Saved data entries:
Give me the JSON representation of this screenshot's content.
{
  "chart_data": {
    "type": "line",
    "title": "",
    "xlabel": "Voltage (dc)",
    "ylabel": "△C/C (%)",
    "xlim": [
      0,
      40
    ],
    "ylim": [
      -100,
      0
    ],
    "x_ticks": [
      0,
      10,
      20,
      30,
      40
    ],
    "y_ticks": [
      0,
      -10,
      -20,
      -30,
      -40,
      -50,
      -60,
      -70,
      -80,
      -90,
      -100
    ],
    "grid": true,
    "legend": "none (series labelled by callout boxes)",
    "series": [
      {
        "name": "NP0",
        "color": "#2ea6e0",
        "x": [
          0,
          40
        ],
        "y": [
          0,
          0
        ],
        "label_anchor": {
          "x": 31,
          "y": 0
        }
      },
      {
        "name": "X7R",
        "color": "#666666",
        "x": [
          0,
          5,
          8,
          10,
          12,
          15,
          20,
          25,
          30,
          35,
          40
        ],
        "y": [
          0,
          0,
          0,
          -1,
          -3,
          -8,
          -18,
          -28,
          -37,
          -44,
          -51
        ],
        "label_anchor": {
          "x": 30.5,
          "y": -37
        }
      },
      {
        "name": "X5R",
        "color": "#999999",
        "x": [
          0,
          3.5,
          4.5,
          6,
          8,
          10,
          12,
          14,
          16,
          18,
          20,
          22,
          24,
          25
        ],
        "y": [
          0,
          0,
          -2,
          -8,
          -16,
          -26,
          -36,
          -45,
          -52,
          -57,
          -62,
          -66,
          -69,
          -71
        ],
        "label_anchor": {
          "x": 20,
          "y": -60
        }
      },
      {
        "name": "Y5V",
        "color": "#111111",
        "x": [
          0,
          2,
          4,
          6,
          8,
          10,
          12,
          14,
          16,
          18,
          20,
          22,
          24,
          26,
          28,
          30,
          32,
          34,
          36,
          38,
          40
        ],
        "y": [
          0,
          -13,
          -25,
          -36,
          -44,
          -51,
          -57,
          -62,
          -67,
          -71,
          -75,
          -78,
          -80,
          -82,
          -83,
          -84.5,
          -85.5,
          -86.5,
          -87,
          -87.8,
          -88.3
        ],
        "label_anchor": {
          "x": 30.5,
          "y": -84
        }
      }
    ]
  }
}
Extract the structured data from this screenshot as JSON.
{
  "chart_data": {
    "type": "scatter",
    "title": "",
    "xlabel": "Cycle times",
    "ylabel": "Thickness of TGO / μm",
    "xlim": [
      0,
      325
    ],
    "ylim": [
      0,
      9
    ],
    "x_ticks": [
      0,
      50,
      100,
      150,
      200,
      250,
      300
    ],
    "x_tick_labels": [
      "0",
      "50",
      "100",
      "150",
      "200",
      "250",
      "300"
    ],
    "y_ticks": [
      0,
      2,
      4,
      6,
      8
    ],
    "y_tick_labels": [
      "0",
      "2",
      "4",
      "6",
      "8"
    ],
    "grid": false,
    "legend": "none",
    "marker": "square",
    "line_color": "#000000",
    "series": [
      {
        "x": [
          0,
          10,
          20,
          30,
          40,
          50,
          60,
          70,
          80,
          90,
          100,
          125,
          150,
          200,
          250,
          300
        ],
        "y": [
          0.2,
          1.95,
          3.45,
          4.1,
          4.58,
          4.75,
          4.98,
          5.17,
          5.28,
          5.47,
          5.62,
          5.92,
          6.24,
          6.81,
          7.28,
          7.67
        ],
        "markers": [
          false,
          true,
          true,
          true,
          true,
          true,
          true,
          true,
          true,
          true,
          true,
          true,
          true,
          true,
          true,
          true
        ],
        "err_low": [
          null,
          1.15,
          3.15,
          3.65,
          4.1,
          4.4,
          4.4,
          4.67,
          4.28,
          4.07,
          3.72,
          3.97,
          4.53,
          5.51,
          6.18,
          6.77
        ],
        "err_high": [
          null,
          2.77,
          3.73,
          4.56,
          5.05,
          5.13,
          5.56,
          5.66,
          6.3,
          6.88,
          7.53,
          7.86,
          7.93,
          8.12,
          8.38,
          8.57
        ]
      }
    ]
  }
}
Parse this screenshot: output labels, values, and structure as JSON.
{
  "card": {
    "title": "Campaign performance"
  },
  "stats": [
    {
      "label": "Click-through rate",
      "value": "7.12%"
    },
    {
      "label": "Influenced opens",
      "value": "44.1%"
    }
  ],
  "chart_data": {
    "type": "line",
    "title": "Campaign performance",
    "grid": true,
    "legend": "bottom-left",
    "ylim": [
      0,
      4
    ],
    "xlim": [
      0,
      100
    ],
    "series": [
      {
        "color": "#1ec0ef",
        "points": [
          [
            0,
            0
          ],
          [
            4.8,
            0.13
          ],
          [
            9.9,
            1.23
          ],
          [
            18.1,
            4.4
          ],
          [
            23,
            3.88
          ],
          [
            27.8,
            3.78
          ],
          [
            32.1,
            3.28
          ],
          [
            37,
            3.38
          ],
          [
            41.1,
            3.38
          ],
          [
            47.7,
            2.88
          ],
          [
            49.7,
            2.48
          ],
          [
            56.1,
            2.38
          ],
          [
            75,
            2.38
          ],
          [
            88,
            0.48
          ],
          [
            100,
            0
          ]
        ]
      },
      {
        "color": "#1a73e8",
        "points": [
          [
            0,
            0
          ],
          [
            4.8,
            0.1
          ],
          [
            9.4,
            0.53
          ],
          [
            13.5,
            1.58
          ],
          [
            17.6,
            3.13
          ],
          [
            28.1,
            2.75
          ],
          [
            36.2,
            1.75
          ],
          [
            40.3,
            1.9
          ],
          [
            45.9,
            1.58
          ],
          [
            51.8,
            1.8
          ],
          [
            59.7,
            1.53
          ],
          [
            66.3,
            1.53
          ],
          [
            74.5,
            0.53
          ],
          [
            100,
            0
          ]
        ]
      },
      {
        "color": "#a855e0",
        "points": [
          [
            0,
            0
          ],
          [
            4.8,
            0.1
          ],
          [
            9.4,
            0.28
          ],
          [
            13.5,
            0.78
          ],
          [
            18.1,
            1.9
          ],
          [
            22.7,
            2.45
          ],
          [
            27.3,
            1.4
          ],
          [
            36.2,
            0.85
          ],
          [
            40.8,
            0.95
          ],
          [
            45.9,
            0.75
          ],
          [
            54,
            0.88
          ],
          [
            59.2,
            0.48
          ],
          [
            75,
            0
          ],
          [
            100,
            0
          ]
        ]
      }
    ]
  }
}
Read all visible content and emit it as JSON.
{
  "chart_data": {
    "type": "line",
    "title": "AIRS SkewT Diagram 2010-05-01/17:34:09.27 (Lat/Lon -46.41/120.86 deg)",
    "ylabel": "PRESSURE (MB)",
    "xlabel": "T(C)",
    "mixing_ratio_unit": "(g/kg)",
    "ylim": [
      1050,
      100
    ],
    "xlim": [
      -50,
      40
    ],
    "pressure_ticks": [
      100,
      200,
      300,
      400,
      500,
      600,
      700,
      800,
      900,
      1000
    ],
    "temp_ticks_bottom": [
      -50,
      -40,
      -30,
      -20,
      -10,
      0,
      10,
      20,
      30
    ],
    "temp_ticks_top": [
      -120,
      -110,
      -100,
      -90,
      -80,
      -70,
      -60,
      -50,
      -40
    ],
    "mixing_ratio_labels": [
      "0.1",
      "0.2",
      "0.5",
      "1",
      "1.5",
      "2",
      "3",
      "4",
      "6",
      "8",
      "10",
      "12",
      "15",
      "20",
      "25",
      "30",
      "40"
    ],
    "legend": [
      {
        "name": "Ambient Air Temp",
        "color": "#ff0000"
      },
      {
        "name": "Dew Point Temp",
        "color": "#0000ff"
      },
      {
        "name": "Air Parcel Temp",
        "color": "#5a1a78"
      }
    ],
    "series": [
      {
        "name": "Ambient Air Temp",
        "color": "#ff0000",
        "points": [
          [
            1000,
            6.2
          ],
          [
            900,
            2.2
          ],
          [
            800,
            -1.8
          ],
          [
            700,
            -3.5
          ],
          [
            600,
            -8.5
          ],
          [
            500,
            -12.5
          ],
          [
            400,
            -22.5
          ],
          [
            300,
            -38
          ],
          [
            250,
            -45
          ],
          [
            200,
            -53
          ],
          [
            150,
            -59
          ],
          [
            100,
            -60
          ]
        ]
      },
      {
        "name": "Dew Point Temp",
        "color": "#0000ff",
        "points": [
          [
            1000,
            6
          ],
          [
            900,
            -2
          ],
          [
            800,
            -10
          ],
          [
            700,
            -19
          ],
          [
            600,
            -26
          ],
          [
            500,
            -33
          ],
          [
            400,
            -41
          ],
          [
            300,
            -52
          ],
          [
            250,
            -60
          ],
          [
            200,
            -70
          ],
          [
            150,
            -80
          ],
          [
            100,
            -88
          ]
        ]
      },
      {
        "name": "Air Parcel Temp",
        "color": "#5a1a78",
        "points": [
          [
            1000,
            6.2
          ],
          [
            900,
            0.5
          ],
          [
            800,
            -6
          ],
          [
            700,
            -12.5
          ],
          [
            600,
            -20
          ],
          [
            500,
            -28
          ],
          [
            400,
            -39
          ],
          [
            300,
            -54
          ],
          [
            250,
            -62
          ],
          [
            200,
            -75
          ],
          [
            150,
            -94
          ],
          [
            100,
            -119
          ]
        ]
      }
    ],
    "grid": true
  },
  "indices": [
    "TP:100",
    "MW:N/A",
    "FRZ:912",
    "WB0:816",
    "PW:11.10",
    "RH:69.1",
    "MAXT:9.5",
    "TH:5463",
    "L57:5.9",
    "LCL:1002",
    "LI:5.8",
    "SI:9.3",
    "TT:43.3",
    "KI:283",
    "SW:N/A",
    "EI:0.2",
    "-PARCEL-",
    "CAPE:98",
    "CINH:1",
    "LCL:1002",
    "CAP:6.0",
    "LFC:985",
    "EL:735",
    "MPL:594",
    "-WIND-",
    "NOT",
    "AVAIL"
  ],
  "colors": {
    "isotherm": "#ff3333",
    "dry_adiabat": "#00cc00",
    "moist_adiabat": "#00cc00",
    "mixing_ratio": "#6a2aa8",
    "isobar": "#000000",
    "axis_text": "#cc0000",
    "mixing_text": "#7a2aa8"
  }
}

» **REQUIRED TASK**
Select every line in the records above that contains the word "none".

» **WRITTEN ANSWER**
    "legend": "none (series labelled by callout boxes)",
    "legend": "none",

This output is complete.